Arbeitsauftrag:
Wandeln Sie die Zeilen, beginnend mit der Zeile, die „565, 388, 587]“ enthält, und endend mit der Zeile, die „516, 293, 540]“ enthält, in eine JSON-Liste von Zeichenketten um, mit genau einem Eintrag pro Zeile. Leerzeilen lassen Sie dabei weg.

Gegebene Zeilen:
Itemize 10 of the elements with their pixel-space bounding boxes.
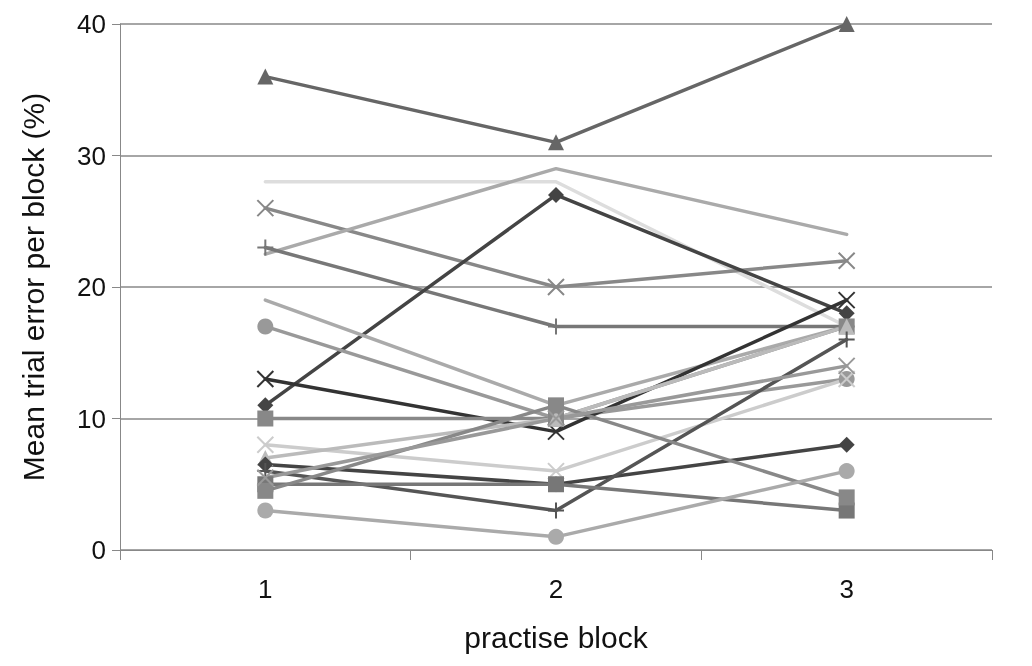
y-axis-title: Mean trial error per block (%) <box>16 92 50 482</box>
x-tick-label: 3 <box>839 574 854 604</box>
y-tick-label: 20 <box>77 272 106 302</box>
y-tick-label: 30 <box>77 140 106 171</box>
x-axis-title: practise block <box>464 620 649 654</box>
y-tick-label: 40 <box>77 9 106 39</box>
y-tick-label: 0 <box>91 535 106 565</box>
x-tick-label: 1 <box>258 574 273 604</box>
x-tick-label: 2 <box>548 574 564 604</box>
y-tick-label: 10 <box>77 403 106 434</box>
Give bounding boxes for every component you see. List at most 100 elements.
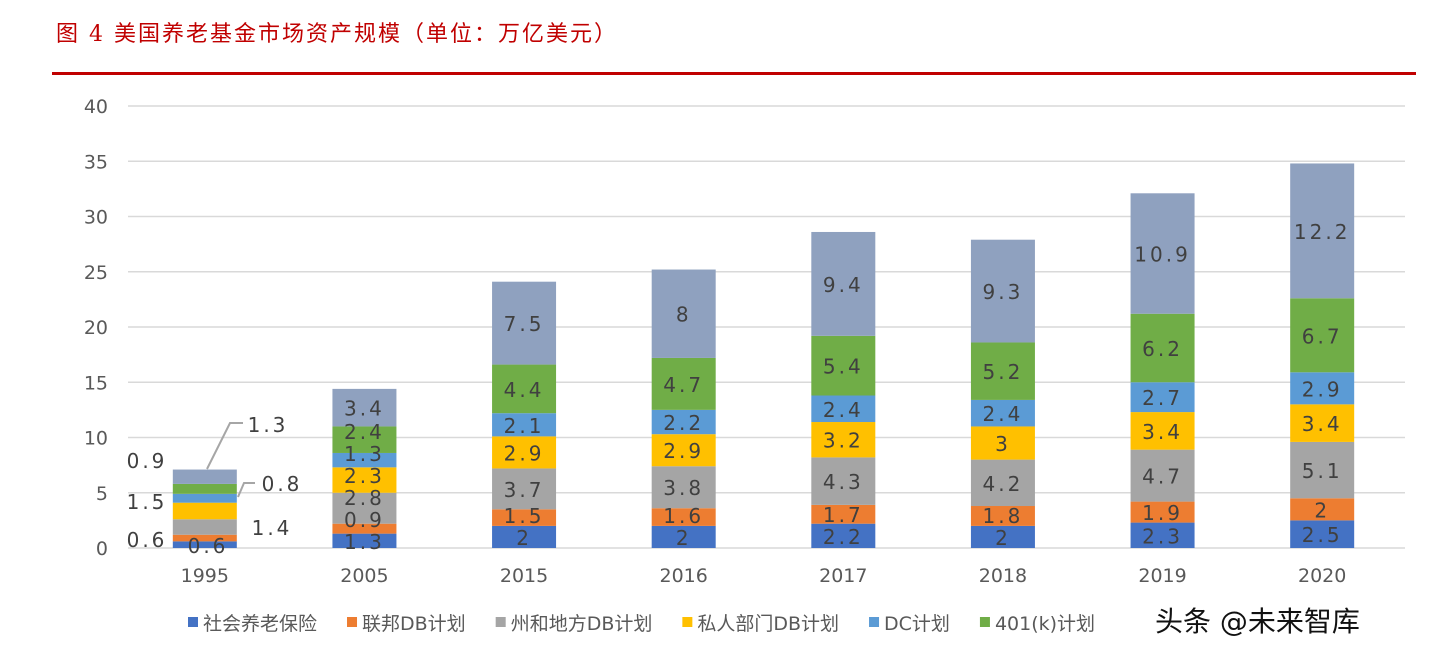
x-tick-label: 2005	[340, 565, 388, 587]
bar-segment	[172, 469, 237, 484]
bar-segment	[651, 269, 716, 358]
data-label: 2.9	[504, 441, 545, 465]
data-label: 3.4	[1302, 412, 1343, 436]
data-label: 2.9	[663, 439, 704, 463]
bar-segment	[970, 426, 1035, 460]
leader-line	[206, 422, 243, 470]
bar-segment	[332, 452, 397, 468]
legend-swatch	[347, 617, 358, 627]
y-tick-label: 20	[84, 317, 108, 339]
data-label: 3.4	[344, 397, 385, 421]
bar-segment	[1130, 382, 1195, 413]
data-label: 8	[676, 303, 692, 327]
legend-label: 社会养老保险	[203, 613, 317, 635]
bar-segment	[172, 493, 237, 503]
data-label: 9.4	[823, 273, 864, 297]
data-label: 1.4	[252, 516, 293, 540]
data-label: 1.3	[344, 442, 385, 466]
bar-segment	[492, 525, 557, 548]
bar-segment	[492, 364, 557, 414]
data-label: 7.5	[504, 312, 545, 336]
bar-segment	[1290, 404, 1355, 442]
bar-segment	[172, 519, 237, 535]
data-label: 1.3	[344, 530, 385, 554]
data-label: 4.3	[823, 470, 864, 494]
data-label: 2.7	[1142, 386, 1183, 410]
data-label: 2.4	[983, 402, 1024, 426]
bar-segment	[492, 281, 557, 365]
legend-swatch	[682, 617, 693, 627]
bar-segment	[1290, 298, 1355, 373]
data-label: 1.6	[663, 504, 704, 528]
bar-segment	[1290, 372, 1355, 405]
y-tick-label: 5	[96, 483, 108, 505]
legend-swatch	[188, 617, 198, 627]
bar-segment	[1130, 412, 1195, 450]
x-tick-label: 2018	[979, 565, 1027, 587]
bar-segment	[1130, 501, 1195, 523]
bar-segment	[172, 483, 237, 494]
data-label: 1.9	[1142, 501, 1183, 525]
chart-title: 图 4 美国养老基金市场资产规模（单位：万亿美元）	[56, 22, 618, 47]
data-label: 2.8	[344, 486, 385, 510]
data-label: 1.5	[504, 504, 545, 528]
data-label: 0.6	[188, 534, 229, 558]
data-label: 6.2	[1142, 337, 1183, 361]
data-label: 2.4	[823, 398, 864, 422]
bar-segment	[1290, 520, 1355, 548]
data-label: 5.1	[1302, 459, 1343, 483]
data-label: 2.2	[823, 525, 864, 549]
bar-segment	[1130, 522, 1195, 548]
bar-segment	[651, 525, 716, 548]
bar-segment	[332, 523, 397, 534]
data-label: 0.9	[127, 449, 168, 473]
data-label: 2.3	[344, 464, 385, 488]
data-label: 2.1	[504, 414, 545, 438]
data-label: 1.5	[127, 490, 168, 514]
bar-segment	[172, 534, 237, 542]
bar-segment	[172, 502, 237, 520]
bar-segment	[1130, 193, 1195, 314]
bar-segment	[811, 335, 876, 396]
bar-segment	[970, 239, 1035, 343]
bar-segment	[332, 388, 397, 427]
data-label: 2.5	[1302, 523, 1343, 547]
title-divider	[52, 72, 1416, 75]
watermark: 头条 @未来智库	[1155, 605, 1360, 638]
bar-segment	[332, 492, 397, 524]
data-label: 2.3	[1142, 524, 1183, 548]
bar-segment	[492, 436, 557, 469]
data-label: 9.3	[983, 280, 1024, 304]
data-label: 4.7	[1142, 465, 1183, 489]
data-label: 2	[1314, 498, 1330, 522]
data-label: 0.9	[344, 508, 385, 532]
y-tick-label: 30	[84, 207, 108, 229]
data-label: 2	[995, 526, 1011, 550]
legend-swatch	[495, 617, 506, 627]
data-label: 1.8	[983, 504, 1024, 528]
data-label: 2	[516, 526, 532, 550]
data-label: 5.4	[823, 355, 864, 379]
x-tick-label: 1995	[181, 565, 229, 587]
bar-segment	[811, 422, 876, 458]
bar-segment	[970, 525, 1035, 548]
bar-segment	[1290, 441, 1355, 499]
bar-segment	[651, 434, 716, 467]
data-label: 2.4	[344, 420, 385, 444]
legend-swatch	[979, 617, 990, 627]
x-tick-label: 2019	[1138, 565, 1186, 587]
bar-segment	[651, 357, 716, 410]
data-label: 2	[676, 526, 692, 550]
bar-segment	[1290, 498, 1355, 521]
bar-segment	[970, 459, 1035, 507]
bar-segment	[1130, 313, 1195, 383]
data-label: 1.3	[248, 413, 289, 437]
bar-segment	[332, 467, 397, 493]
data-label: 3.2	[823, 429, 864, 453]
x-tick-label: 2016	[660, 565, 708, 587]
data-label: 2.2	[663, 411, 704, 435]
bar-segment	[811, 231, 876, 336]
bar-segment	[651, 409, 716, 435]
data-label: 6.7	[1302, 324, 1343, 348]
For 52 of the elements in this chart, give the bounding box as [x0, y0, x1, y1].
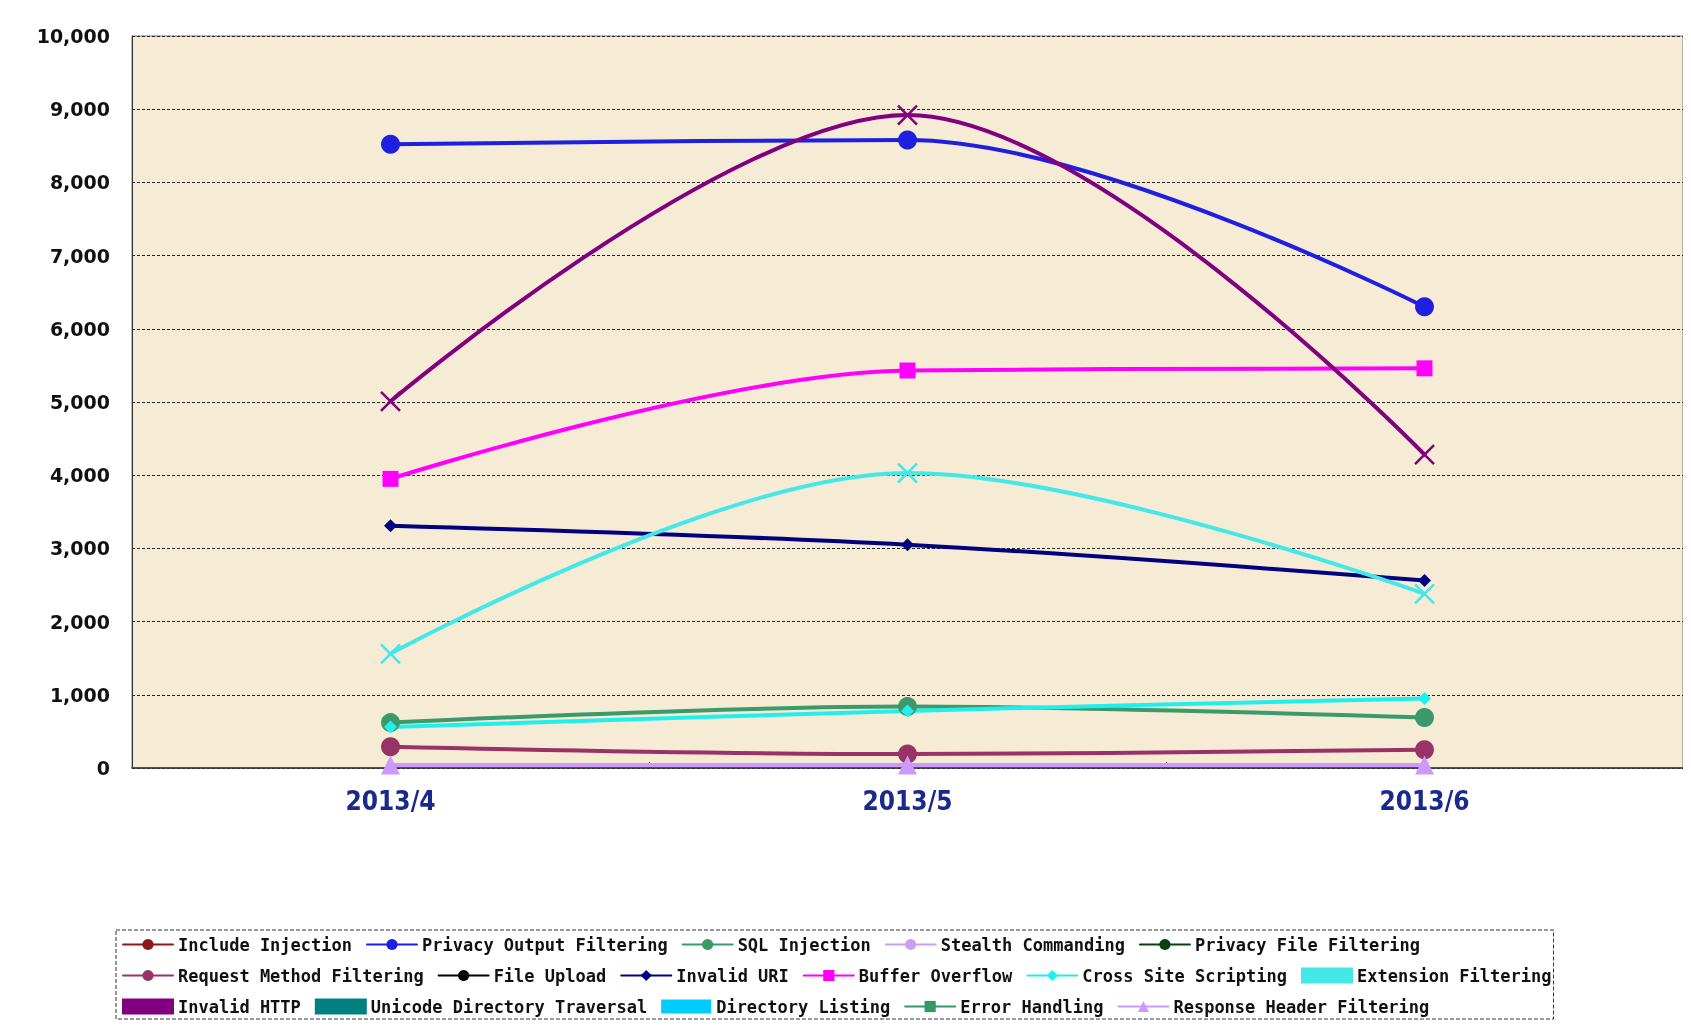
point — [379, 643, 402, 665]
y-tick-label: 0 — [96, 757, 110, 779]
y-tick-label: 5,000 — [49, 391, 110, 413]
point — [1415, 297, 1434, 317]
legend-label: Privacy File Filtering — [1194, 934, 1421, 955]
point — [1418, 691, 1431, 705]
y-tick-label: 3,000 — [49, 537, 110, 560]
legend-label: Directory Listing — [716, 996, 891, 1017]
point — [382, 470, 399, 487]
x-tick-label: 2013/6 — [1379, 786, 1470, 816]
legend-label: Buffer Overflow — [858, 965, 1014, 986]
legend-label: Error Handling — [960, 996, 1104, 1017]
point — [1415, 755, 1434, 775]
point — [898, 130, 917, 150]
point — [898, 755, 917, 775]
y-tick-label: 9,000 — [49, 98, 110, 121]
legend-label: Unicode Directory Traversal — [370, 996, 648, 1017]
legend-label: Invalid URI — [676, 965, 789, 986]
legend-label: File Upload — [493, 965, 607, 986]
point — [384, 519, 397, 533]
legend-label: Response Header Filtering — [1173, 996, 1430, 1017]
legend-label: Include Injection — [178, 934, 352, 955]
y-tick-label: 6,000 — [49, 317, 110, 340]
y-tick-label: 10,000 — [36, 25, 110, 47]
point — [899, 362, 916, 379]
point — [381, 737, 400, 757]
legend-label: Extension Filtering — [1357, 965, 1552, 986]
point — [1418, 574, 1431, 588]
legend-label: Invalid HTTP — [178, 996, 301, 1017]
legend-label: Stealth Commanding — [940, 934, 1125, 955]
point — [1415, 740, 1434, 760]
y-tick-label: 1,000 — [49, 683, 110, 706]
y-tick-label: 4,000 — [49, 464, 110, 487]
point — [381, 755, 400, 775]
point — [896, 104, 919, 126]
legend-label: SQL Injection — [737, 934, 871, 955]
legend-label: Request Method Filtering — [178, 965, 424, 986]
point — [901, 538, 914, 552]
point — [1413, 583, 1436, 605]
point — [381, 134, 400, 154]
point — [896, 462, 919, 484]
legend-label: Cross Site Scripting — [1082, 965, 1288, 986]
y-tick-label: 8,000 — [49, 171, 110, 194]
point — [379, 390, 402, 413]
point — [1413, 443, 1436, 466]
x-tick-label: 2013/5 — [862, 786, 953, 816]
y-tick-label: 7,000 — [49, 244, 110, 267]
point — [1416, 360, 1433, 377]
y-tick-label: 2,000 — [49, 610, 110, 633]
legend-label: Privacy Output Filtering — [421, 934, 668, 955]
x-tick-label: 2013/4 — [345, 786, 436, 816]
point — [1415, 708, 1434, 727]
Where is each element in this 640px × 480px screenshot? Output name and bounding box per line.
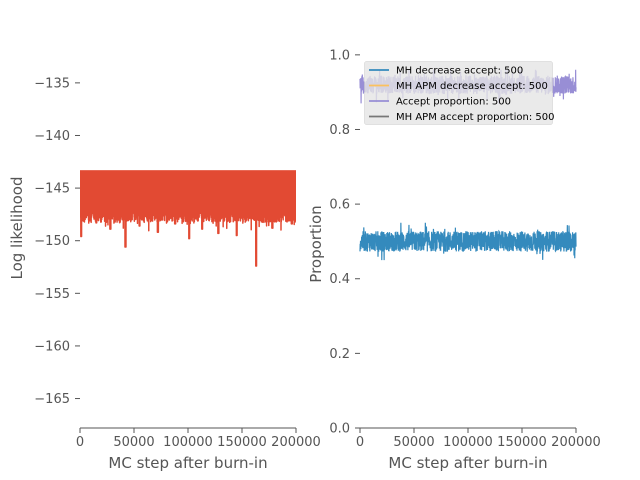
right-y-tick-label: 0.6 [329,198,350,213]
legend: MH decrease accept: 500 MH APM decrease a… [364,61,554,125]
right-x-axis-label: MC step after burn-in [388,454,547,472]
proportion-panel: 0 50000 100000 150000 200000 0.0 0.2 0.4 0.6 0.8 1… [307,48,601,472]
left-y-tick-label: −145 [34,182,70,197]
left-x-tick-label: 200000 [271,435,321,450]
legend-label: MH decrease accept: 500 [396,66,523,77]
left-y-tick-label: −160 [34,339,70,354]
left-y-tick-label: −155 [34,287,70,302]
right-y-tick-label: 0.2 [329,347,350,362]
log-likelihood-band [80,170,296,209]
right-x-tick-label: 200000 [551,435,601,450]
right-y-axis-label: Proportion [307,205,325,282]
right-x-tick-label: 0 [356,435,364,450]
right-x-tick-label: 100000 [443,435,493,450]
left-x-tick-label: 100000 [163,435,213,450]
left-x-tick-label: 0 [76,435,84,450]
legend-label: MH APM accept proportion: 500 [396,112,554,123]
right-y-tick-label: 0.8 [329,123,350,138]
right-x-tick-label: 50000 [393,435,434,450]
left-y-tick-label: −135 [34,76,70,91]
left-y-tick-label: −140 [34,129,70,144]
right-y-tick-label: 0.4 [329,272,350,287]
legend-label: MH APM decrease accept: 500 [396,81,548,92]
right-x-tick-label: 150000 [497,435,547,450]
left-y-axis-label: Log likelihood [8,177,26,280]
right-y-tick-label: 0.0 [329,422,350,437]
log-likelihood-panel: 0 50000 100000 150000 200000 −135 −140 −145 −150… [8,76,321,472]
left-x-tick-label: 50000 [113,435,154,450]
legend-box [364,61,553,125]
mh-decrease-accept-trace [359,222,577,261]
left-y-tick-label: −150 [34,234,70,249]
left-x-tick-label: 150000 [217,435,267,450]
legend-label: Accept proportion: 500 [396,97,511,108]
right-y-tick-label: 1.0 [329,48,350,63]
left-x-axis-label: MC step after burn-in [108,454,267,472]
left-y-tick-label: −165 [34,392,70,407]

Musterlösung:
[
  "x-tick-label: 2005\t[340, 565, 388, 587]",
  "bar-segment\t[172, 469, 237, 484]",
  "bar-segment\t[651, 269, 716, 358]",
  "data-label: 2.9\t[504, 441, 545, 465]",
  "data-label: 3.4\t[1302, 412, 1343, 436]",
  "data-label: 2.9\t[663, 439, 704, 463]",
  "bar-segment\t[970, 426, 1035, 460]",
  "leader-line\t[206, 422, 243, 470]",
  "bar-segment\t[332, 452, 397, 468]",
  "legend-swatch\t[347, 617, 358, 627]",
  "y-tick-label: 20\t[84, 317, 108, 339]",
  "data-label: 3.4\t[344, 397, 385, 421]",
  "bar-segment\t[1130, 382, 1195, 413]",
  "data-label: 8\t[676, 303, 692, 327]",
  "legend-label: 社会养老保险\t[203, 613, 317, 635]",
  "bar-segment\t[172, 493, 237, 503]",
  "data-label: 9.4\t[823, 273, 864, 297]",
  "data-label: 1.4\t[252, 516, 293, 540]"
]